▶ Task goal:
Please return the records below word for word, from the start of the records through the line containing "The outlet 31g is at (185, 902).", including that line.

--- begin Dataset content ---

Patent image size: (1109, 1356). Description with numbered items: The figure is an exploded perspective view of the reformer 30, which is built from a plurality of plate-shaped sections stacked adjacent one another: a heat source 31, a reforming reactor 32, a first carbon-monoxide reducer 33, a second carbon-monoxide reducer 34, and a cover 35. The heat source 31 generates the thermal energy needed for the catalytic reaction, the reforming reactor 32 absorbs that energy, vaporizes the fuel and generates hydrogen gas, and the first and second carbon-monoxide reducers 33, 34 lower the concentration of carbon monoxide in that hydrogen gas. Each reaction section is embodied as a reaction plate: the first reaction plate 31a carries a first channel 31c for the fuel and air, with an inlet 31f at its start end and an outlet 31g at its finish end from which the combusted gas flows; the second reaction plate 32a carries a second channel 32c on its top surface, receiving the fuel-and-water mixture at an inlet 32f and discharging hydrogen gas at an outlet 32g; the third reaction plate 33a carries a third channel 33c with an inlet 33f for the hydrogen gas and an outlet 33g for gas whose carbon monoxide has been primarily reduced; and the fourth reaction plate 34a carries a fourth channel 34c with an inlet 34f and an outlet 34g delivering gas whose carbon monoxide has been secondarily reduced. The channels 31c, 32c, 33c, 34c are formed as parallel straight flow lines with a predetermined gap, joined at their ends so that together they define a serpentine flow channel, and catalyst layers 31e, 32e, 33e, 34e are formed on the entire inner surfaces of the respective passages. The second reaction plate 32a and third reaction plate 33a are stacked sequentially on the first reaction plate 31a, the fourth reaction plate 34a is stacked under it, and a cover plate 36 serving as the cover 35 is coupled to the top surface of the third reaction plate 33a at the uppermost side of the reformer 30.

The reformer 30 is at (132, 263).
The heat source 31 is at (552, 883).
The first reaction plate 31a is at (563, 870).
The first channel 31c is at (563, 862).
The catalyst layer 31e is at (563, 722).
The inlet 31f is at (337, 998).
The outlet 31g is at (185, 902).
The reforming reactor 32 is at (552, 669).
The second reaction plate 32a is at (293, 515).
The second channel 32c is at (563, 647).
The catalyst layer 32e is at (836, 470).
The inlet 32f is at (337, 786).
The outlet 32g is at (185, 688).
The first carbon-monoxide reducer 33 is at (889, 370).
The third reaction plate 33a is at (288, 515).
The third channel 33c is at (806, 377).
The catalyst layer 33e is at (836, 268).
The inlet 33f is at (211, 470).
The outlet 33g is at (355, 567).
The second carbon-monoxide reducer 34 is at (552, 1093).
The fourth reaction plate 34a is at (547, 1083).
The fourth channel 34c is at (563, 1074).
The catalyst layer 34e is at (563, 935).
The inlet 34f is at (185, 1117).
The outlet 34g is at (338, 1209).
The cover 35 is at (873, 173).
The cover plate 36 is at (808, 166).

--- end Dataset content ---

▶ Result of the exercise:
Patent image size: (1109, 1356). Description with numbered items: The figure is an exploded perspective view of the reformer 30, which is built from a plurality of plate-shaped sections stacked adjacent one another: a heat source 31, a reforming reactor 32, a first carbon-monoxide reducer 33, a second carbon-monoxide reducer 34, and a cover 35. The heat source 31 generates the thermal energy needed for the catalytic reaction, the reforming reactor 32 absorbs that energy, vaporizes the fuel and generates hydrogen gas, and the first and second carbon-monoxide reducers 33, 34 lower the concentration of carbon monoxide in that hydrogen gas. Each reaction section is embodied as a reaction plate: the first reaction plate 31a carries a first channel 31c for the fuel and air, with an inlet 31f at its start end and an outlet 31g at its finish end from which the combusted gas flows; the second reaction plate 32a carries a second channel 32c on its top surface, receiving the fuel-and-water mixture at an inlet 32f and discharging hydrogen gas at an outlet 32g; the third reaction plate 33a carries a third channel 33c with an inlet 33f for the hydrogen gas and an outlet 33g for gas whose carbon monoxide has been primarily reduced; and the fourth reaction plate 34a carries a fourth channel 34c with an inlet 34f and an outlet 34g delivering gas whose carbon monoxide has been secondarily reduced. The channels 31c, 32c, 33c, 34c are formed as parallel straight flow lines with a predetermined gap, joined at their ends so that together they define a serpentine flow channel, and catalyst layers 31e, 32e, 33e, 34e are formed on the entire inner surfaces of the respective passages. The second reaction plate 32a and third reaction plate 33a are stacked sequentially on the first reaction plate 31a, the fourth reaction plate 34a is stacked under it, and a cover plate 36 serving as the cover 35 is coupled to the top surface of the third reaction plate 33a at the uppermost side of the reformer 30.

The reformer 30 is at (132, 263).
The heat source 31 is at (552, 883).
The first reaction plate 31a is at (563, 870).
The first channel 31c is at (563, 862).
The catalyst layer 31e is at (563, 722).
The inlet 31f is at (337, 998).
The outlet 31g is at (185, 902).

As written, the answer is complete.